▸ **Task directions**
Quote the full listing word for word.

[Lines of data]
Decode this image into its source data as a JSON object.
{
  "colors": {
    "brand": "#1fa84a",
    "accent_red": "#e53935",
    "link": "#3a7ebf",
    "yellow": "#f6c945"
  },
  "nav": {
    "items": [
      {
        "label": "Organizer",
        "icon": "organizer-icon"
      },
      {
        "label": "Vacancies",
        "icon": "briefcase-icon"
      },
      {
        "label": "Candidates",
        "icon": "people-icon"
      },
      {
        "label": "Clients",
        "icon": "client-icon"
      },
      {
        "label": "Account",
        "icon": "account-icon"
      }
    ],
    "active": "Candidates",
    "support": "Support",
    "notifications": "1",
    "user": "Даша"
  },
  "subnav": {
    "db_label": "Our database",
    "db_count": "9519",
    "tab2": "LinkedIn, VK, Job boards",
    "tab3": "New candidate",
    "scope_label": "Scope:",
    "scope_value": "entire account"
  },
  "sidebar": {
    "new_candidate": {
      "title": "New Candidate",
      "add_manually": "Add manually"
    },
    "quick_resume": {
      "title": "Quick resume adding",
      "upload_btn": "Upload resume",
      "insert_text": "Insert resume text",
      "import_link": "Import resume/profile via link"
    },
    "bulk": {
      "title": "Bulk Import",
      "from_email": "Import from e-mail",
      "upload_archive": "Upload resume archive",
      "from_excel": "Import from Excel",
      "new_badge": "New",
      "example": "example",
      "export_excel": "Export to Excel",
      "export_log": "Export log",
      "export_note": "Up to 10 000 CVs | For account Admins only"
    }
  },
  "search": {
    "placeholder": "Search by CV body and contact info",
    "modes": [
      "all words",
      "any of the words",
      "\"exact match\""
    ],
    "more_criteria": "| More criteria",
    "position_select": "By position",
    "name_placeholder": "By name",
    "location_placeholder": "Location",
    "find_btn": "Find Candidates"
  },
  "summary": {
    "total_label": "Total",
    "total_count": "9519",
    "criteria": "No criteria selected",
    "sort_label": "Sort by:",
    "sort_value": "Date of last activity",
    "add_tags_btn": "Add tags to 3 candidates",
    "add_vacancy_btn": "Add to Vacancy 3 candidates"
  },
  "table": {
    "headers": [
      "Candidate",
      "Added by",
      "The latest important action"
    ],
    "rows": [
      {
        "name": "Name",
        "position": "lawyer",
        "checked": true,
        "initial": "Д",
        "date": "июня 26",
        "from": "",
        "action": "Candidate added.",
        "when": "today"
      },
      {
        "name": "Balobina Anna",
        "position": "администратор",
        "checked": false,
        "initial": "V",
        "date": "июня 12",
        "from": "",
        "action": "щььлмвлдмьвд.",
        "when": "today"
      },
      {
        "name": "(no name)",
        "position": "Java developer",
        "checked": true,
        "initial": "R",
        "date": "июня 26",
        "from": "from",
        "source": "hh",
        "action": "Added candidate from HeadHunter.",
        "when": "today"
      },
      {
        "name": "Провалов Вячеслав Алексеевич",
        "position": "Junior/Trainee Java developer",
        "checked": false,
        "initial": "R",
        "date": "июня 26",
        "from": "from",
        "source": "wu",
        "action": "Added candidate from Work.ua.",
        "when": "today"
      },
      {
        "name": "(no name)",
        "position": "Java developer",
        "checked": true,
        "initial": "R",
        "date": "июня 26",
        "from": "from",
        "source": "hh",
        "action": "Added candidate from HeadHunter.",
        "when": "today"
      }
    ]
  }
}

▸ **Full answer**
Decode this image into its source data as a JSON object.
{
  "colors": {
    "brand": "#1fa84a",
    "accent_red": "#e53935",
    "link": "#3a7ebf",
    "yellow": "#f6c945"
  },
  "nav": {
    "items": [
      {
        "label": "Organizer",
        "icon": "organizer-icon"
      },
      {
        "label": "Vacancies",
        "icon": "briefcase-icon"
      },
      {
        "label": "Candidates",
        "icon": "people-icon"
      },
      {
        "label": "Clients",
        "icon": "client-icon"
      },
      {
        "label": "Account",
        "icon": "account-icon"
      }
    ],
    "active": "Candidates",
    "support": "Support",
    "notifications": "1",
    "user": "Даша"
  },
  "subnav": {
    "db_label": "Our database",
    "db_count": "9519",
    "tab2": "LinkedIn, VK, Job boards",
    "tab3": "New candidate",
    "scope_label": "Scope:",
    "scope_value": "entire account"
  },
  "sidebar": {
    "new_candidate": {
      "title": "New Candidate",
      "add_manually": "Add manually"
    },
    "quick_resume": {
      "title": "Quick resume adding",
      "upload_btn": "Upload resume",
      "insert_text": "Insert resume text",
      "import_link": "Import resume/profile via link"
    },
    "bulk": {
      "title": "Bulk Import",
      "from_email": "Import from e-mail",
      "upload_archive": "Upload resume archive",
      "from_excel": "Import from Excel",
      "new_badge": "New",
      "example": "example",
      "export_excel": "Export to Excel",
      "export_log": "Export log",
      "export_note": "Up to 10 000 CVs | For account Admins only"
    }
  },
  "search": {
    "placeholder": "Search by CV body and contact info",
    "modes": [
      "all words",
      "any of the words",
      "\"exact match\""
    ],
    "more_criteria": "| More criteria",
    "position_select": "By position",
    "name_placeholder": "By name",
    "location_placeholder": "Location",
    "find_btn": "Find Candidates"
  },
  "summary": {
    "total_label": "Total",
    "total_count": "9519",
    "criteria": "No criteria selected",
    "sort_label": "Sort by:",
    "sort_value": "Date of last activity",
    "add_tags_btn": "Add tags to 3 candidates",
    "add_vacancy_btn": "Add to Vacancy 3 candidates"
  },
  "table": {
    "headers": [
      "Candidate",
      "Added by",
      "The latest important action"
    ],
    "rows": [
      {
        "name": "Name",
        "position": "lawyer",
        "checked": true,
        "initial": "Д",
        "date": "июня 26",
        "from": "",
        "action": "Candidate added.",
        "when": "today"
      },
      {
        "name": "Balobina Anna",
        "position": "администратор",
        "checked": false,
        "initial": "V",
        "date": "июня 12",
        "from": "",
        "action": "щььлмвлдмьвд.",
        "when": "today"
      },
      {
        "name": "(no name)",
        "position": "Java developer",
        "checked": true,
        "initial": "R",
        "date": "июня 26",
        "from": "from",
        "source": "hh",
        "action": "Added candidate from HeadHunter.",
        "when": "today"
      },
      {
        "name": "Провалов Вячеслав Алексеевич",
        "position": "Junior/Trainee Java developer",
        "checked": false,
        "initial": "R",
        "date": "июня 26",
        "from": "from",
        "source": "wu",
        "action": "Added candidate from Work.ua.",
        "when": "today"
      },
      {
        "name": "(no name)",
        "position": "Java developer",
        "checked": true,
        "initial": "R",
        "date": "июня 26",
        "from": "from",
        "source": "hh",
        "action": "Added candidate from HeadHunter.",
        "when": "today"
      }
    ]
  }
}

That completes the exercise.